Data items

○ ○ ○ ○ ○

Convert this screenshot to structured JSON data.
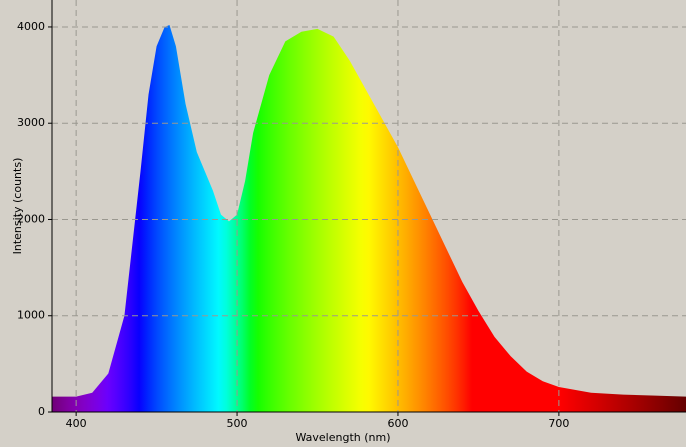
{
  "chart_data": {
    "type": "area",
    "xlabel": "Wavelength (nm)",
    "ylabel": "Intensity (counts)",
    "x": [
      385,
      400,
      410,
      420,
      430,
      440,
      445,
      450,
      455,
      458,
      462,
      468,
      475,
      480,
      485,
      490,
      495,
      500,
      505,
      510,
      520,
      530,
      540,
      550,
      560,
      570,
      580,
      590,
      600,
      610,
      620,
      630,
      640,
      650,
      660,
      670,
      680,
      690,
      700,
      720,
      740,
      760,
      779
    ],
    "values": [
      160,
      160,
      200,
      400,
      1000,
      2500,
      3300,
      3800,
      4000,
      4020,
      3800,
      3200,
      2700,
      2500,
      2300,
      2050,
      1980,
      2050,
      2400,
      2900,
      3500,
      3850,
      3950,
      3980,
      3900,
      3650,
      3350,
      3050,
      2750,
      2400,
      2050,
      1700,
      1350,
      1050,
      780,
      580,
      420,
      320,
      260,
      200,
      180,
      170,
      160
    ],
    "xlim": [
      385,
      779
    ],
    "ylim": [
      0,
      4280
    ],
    "xticks": [
      400,
      500,
      600,
      700
    ],
    "yticks": [
      0,
      1000,
      2000,
      3000,
      4000
    ],
    "grid": true
  }
}
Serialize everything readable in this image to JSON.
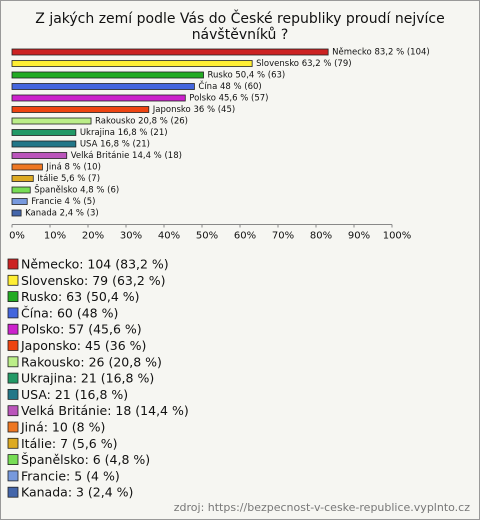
{
  "chart_data": {
    "type": "bar",
    "orientation": "horizontal",
    "title": [
      "Z jakých zemí podle Vás do České republiky proudí nejvíce",
      "návštěvníků ?"
    ],
    "categories": [
      "Německo",
      "Slovensko",
      "Rusko",
      "Čína",
      "Polsko",
      "Japonsko",
      "Rakousko",
      "Ukrajina",
      "USA",
      "Velká Británie",
      "Jiná",
      "Itálie",
      "Španělsko",
      "Francie",
      "Kanada"
    ],
    "values": [
      83.2,
      63.2,
      50.4,
      48,
      45.6,
      36,
      20.8,
      16.8,
      16.8,
      14.4,
      8,
      5.6,
      4.8,
      4,
      2.4
    ],
    "value_labels": [
      "Německo 83,2 % (104)",
      "Slovensko 63,2 % (79)",
      "Rusko 50,4 % (63)",
      "Čína 48 % (60)",
      "Polsko 45,6 % (57)",
      "Japonsko 36 % (45)",
      "Rakousko 20,8 % (26)",
      "Ukrajina 16,8 % (21)",
      "USA 16,8 % (21)",
      "Velká Británie 14,4 % (18)",
      "Jiná 8 % (10)",
      "Itálie 5,6 % (7)",
      "Španělsko 4,8 % (6)",
      "Francie 4 % (5)",
      "Kanada 2,4 % (3)"
    ],
    "legend_labels": [
      "Německo: 104 (83,2 %)",
      "Slovensko: 79 (63,2 %)",
      "Rusko: 63 (50,4 %)",
      "Čína: 60 (48 %)",
      "Polsko: 57 (45,6 %)",
      "Japonsko: 45 (36 %)",
      "Rakousko: 26 (20,8 %)",
      "Ukrajina: 21 (16,8 %)",
      "USA: 21 (16,8 %)",
      "Velká Británie: 18 (14,4 %)",
      "Jiná: 10 (8 %)",
      "Itálie: 7 (5,6 %)",
      "Španělsko: 6 (4,8 %)",
      "Francie: 5 (4 %)",
      "Kanada: 3 (2,4 %)"
    ],
    "colors": [
      "#cc2222",
      "#ffee33",
      "#22aa22",
      "#4466dd",
      "#cc22cc",
      "#ee4411",
      "#bbee88",
      "#229966",
      "#227788",
      "#bb55bb",
      "#ee7722",
      "#ddaa22",
      "#77dd55",
      "#7799dd",
      "#4466aa"
    ],
    "xlim": [
      0,
      100
    ],
    "xticks": [
      {
        "value": 0,
        "label": "0%"
      },
      {
        "value": 10,
        "label": "10%"
      },
      {
        "value": 20,
        "label": "20%"
      },
      {
        "value": 30,
        "label": "30%"
      },
      {
        "value": 40,
        "label": "40%"
      },
      {
        "value": 50,
        "label": "50%"
      },
      {
        "value": 60,
        "label": "60%"
      },
      {
        "value": 70,
        "label": "70%"
      },
      {
        "value": 80,
        "label": "80%"
      },
      {
        "value": 90,
        "label": "90%"
      },
      {
        "value": 100,
        "label": "100%"
      }
    ],
    "source": "zdroj: https://bezpecnost-v-ceske-republice.vyplnto.cz"
  }
}
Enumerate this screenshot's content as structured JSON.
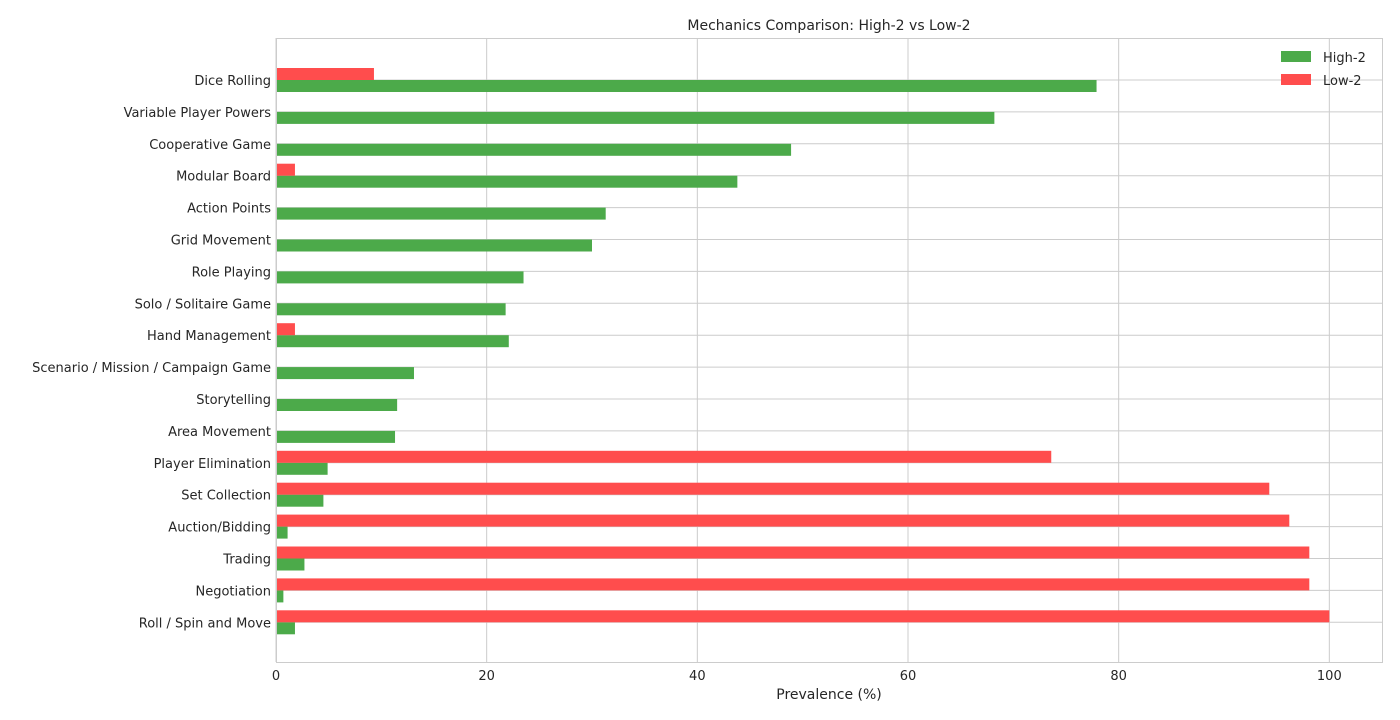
{
  "chart_data": {
    "type": "bar",
    "orientation": "horizontal",
    "title": "Mechanics Comparison: High-2 vs Low-2",
    "xlabel": "Prevalence (%)",
    "ylabel": "",
    "xlim": [
      0,
      105
    ],
    "xticks": [
      0,
      20,
      40,
      60,
      80,
      100
    ],
    "xtick_labels": [
      "0",
      "20",
      "40",
      "60",
      "80",
      "100"
    ],
    "grid": true,
    "legend_position": "top-right",
    "categories": [
      "Dice Rolling",
      "Variable Player Powers",
      "Cooperative Game",
      "Modular Board",
      "Action Points",
      "Grid Movement",
      "Role Playing",
      "Solo / Solitaire Game",
      "Hand Management",
      "Scenario / Mission / Campaign Game",
      "Storytelling",
      "Area Movement",
      "Player Elimination",
      "Set Collection",
      "Auction/Bidding",
      "Trading",
      "Negotiation",
      "Roll / Spin and Move"
    ],
    "series": [
      {
        "name": "High-2",
        "color": "#4caa4a",
        "values": [
          77.9,
          68.2,
          48.9,
          43.8,
          31.3,
          30.0,
          23.5,
          21.8,
          22.1,
          13.1,
          11.5,
          11.3,
          4.9,
          4.5,
          1.1,
          2.7,
          0.7,
          1.8
        ]
      },
      {
        "name": "Low-2",
        "color": "#ff4d4d",
        "values": [
          9.3,
          0,
          0,
          1.8,
          0,
          0,
          0,
          0,
          1.8,
          0,
          0,
          0,
          73.6,
          94.3,
          96.2,
          98.1,
          98.1,
          100
        ]
      }
    ]
  }
}
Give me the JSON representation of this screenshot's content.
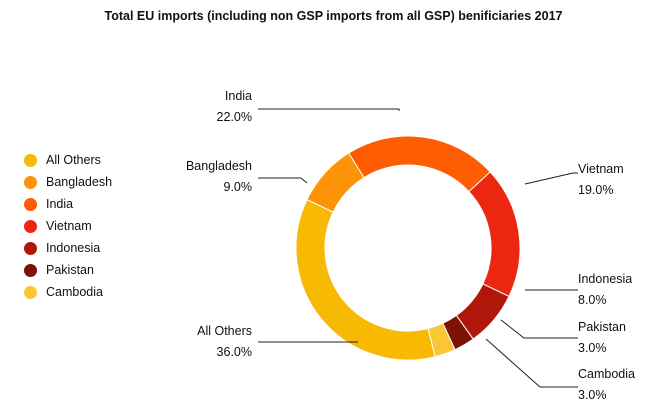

○ ○ ○ ○ ○

**Exercise prompt:** In your copy of the records, include no pictures; repeat everything else exactly.

**Output of the exercise:**
Convert this screenshot to structured JSON data.
{
  "chart_data": {
    "type": "area",
    "xlabel": "Wavelength (nm)",
    "ylabel": "Intensity (counts)",
    "x": [
      385,
      400,
      410,
      420,
      430,
      440,
      445,
      450,
      455,
      458,
      462,
      468,
      475,
      480,
      485,
      490,
      495,
      500,
      505,
      510,
      520,
      530,
      540,
      550,
      560,
      570,
      580,
      590,
      600,
      610,
      620,
      630,
      640,
      650,
      660,
      670,
      680,
      690,
      700,
      720,
      740,
      760,
      779
    ],
    "values": [
      160,
      160,
      200,
      400,
      1000,
      2500,
      3300,
      3800,
      4000,
      4020,
      3800,
      3200,
      2700,
      2500,
      2300,
      2050,
      1980,
      2050,
      2400,
      2900,
      3500,
      3850,
      3950,
      3980,
      3900,
      3650,
      3350,
      3050,
      2750,
      2400,
      2050,
      1700,
      1350,
      1050,
      780,
      580,
      420,
      320,
      260,
      200,
      180,
      170,
      160
    ],
    "xlim": [
      385,
      779
    ],
    "ylim": [
      0,
      4280
    ],
    "xticks": [
      400,
      500,
      600,
      700
    ],
    "yticks": [
      0,
      1000,
      2000,
      3000,
      4000
    ],
    "grid": true
  }
}
Serialize everything readable in this image to JSON.
{
  "chart_data": {
    "type": "bar",
    "orientation": "horizontal",
    "title": [
      "Z jakých zemí podle Vás do České republiky proudí nejvíce",
      "návštěvníků ?"
    ],
    "categories": [
      "Německo",
      "Slovensko",
      "Rusko",
      "Čína",
      "Polsko",
      "Japonsko",
      "Rakousko",
      "Ukrajina",
      "USA",
      "Velká Británie",
      "Jiná",
      "Itálie",
      "Španělsko",
      "Francie",
      "Kanada"
    ],
    "values": [
      83.2,
      63.2,
      50.4,
      48,
      45.6,
      36,
      20.8,
      16.8,
      16.8,
      14.4,
      8,
      5.6,
      4.8,
      4,
      2.4
    ],
    "value_labels": [
      "Německo 83,2 % (104)",
      "Slovensko 63,2 % (79)",
      "Rusko 50,4 % (63)",
      "Čína 48 % (60)",
      "Polsko 45,6 % (57)",
      "Japonsko 36 % (45)",
      "Rakousko 20,8 % (26)",
      "Ukrajina 16,8 % (21)",
      "USA 16,8 % (21)",
      "Velká Británie 14,4 % (18)",
      "Jiná 8 % (10)",
      "Itálie 5,6 % (7)",
      "Španělsko 4,8 % (6)",
      "Francie 4 % (5)",
      "Kanada 2,4 % (3)"
    ],
    "legend_labels": [
      "Německo: 104 (83,2 %)",
      "Slovensko: 79 (63,2 %)",
      "Rusko: 63 (50,4 %)",
      "Čína: 60 (48 %)",
      "Polsko: 57 (45,6 %)",
      "Japonsko: 45 (36 %)",
      "Rakousko: 26 (20,8 %)",
      "Ukrajina: 21 (16,8 %)",
      "USA: 21 (16,8 %)",
      "Velká Británie: 18 (14,4 %)",
      "Jiná: 10 (8 %)",
      "Itálie: 7 (5,6 %)",
      "Španělsko: 6 (4,8 %)",
      "Francie: 5 (4 %)",
      "Kanada: 3 (2,4 %)"
    ],
    "colors": [
      "#cc2222",
      "#ffee33",
      "#22aa22",
      "#4466dd",
      "#cc22cc",
      "#ee4411",
      "#bbee88",
      "#229966",
      "#227788",
      "#bb55bb",
      "#ee7722",
      "#ddaa22",
      "#77dd55",
      "#7799dd",
      "#4466aa"
    ],
    "xlim": [
      0,
      100
    ],
    "xticks": [
      {
        "value": 0,
        "label": "0%"
      },
      {
        "value": 10,
        "label": "10%"
      },
      {
        "value": 20,
        "label": "20%"
      },
      {
        "value": 30,
        "label": "30%"
      },
      {
        "value": 40,
        "label": "40%"
      },
      {
        "value": 50,
        "label": "50%"
      },
      {
        "value": 60,
        "label": "60%"
      },
      {
        "value": 70,
        "label": "70%"
      },
      {
        "value": 80,
        "label": "80%"
      },
      {
        "value": 90,
        "label": "90%"
      },
      {
        "value": 100,
        "label": "100%"
      }
    ],
    "source": "zdroj: https://bezpecnost-v-ceske-republice.vyplnto.cz"
  }
}
Enumerate this screenshot's content as structured JSON.
{
  "chart_data": {
    "type": "bar",
    "orientation": "horizontal",
    "title": "Mechanics Comparison: High-2 vs Low-2",
    "xlabel": "Prevalence (%)",
    "ylabel": "",
    "xlim": [
      0,
      105
    ],
    "xticks": [
      0,
      20,
      40,
      60,
      80,
      100
    ],
    "xtick_labels": [
      "0",
      "20",
      "40",
      "60",
      "80",
      "100"
    ],
    "grid": true,
    "legend_position": "top-right",
    "categories": [
      "Dice Rolling",
      "Variable Player Powers",
      "Cooperative Game",
      "Modular Board",
      "Action Points",
      "Grid Movement",
      "Role Playing",
      "Solo / Solitaire Game",
      "Hand Management",
      "Scenario / Mission / Campaign Game",
      "Storytelling",
      "Area Movement",
      "Player Elimination",
      "Set Collection",
      "Auction/Bidding",
      "Trading",
      "Negotiation",
      "Roll / Spin and Move"
    ],
    "series": [
      {
        "name": "High-2",
        "color": "#4caa4a",
        "values": [
          77.9,
          68.2,
          48.9,
          43.8,
          31.3,
          30.0,
          23.5,
          21.8,
          22.1,
          13.1,
          11.5,
          11.3,
          4.9,
          4.5,
          1.1,
          2.7,
          0.7,
          1.8
        ]
      },
      {
        "name": "Low-2",
        "color": "#ff4d4d",
        "values": [
          9.3,
          0,
          0,
          1.8,
          0,
          0,
          0,
          0,
          1.8,
          0,
          0,
          0,
          73.6,
          94.3,
          96.2,
          98.1,
          98.1,
          100
        ]
      }
    ]
  }
}
Give me the JSON representation of this screenshot's content.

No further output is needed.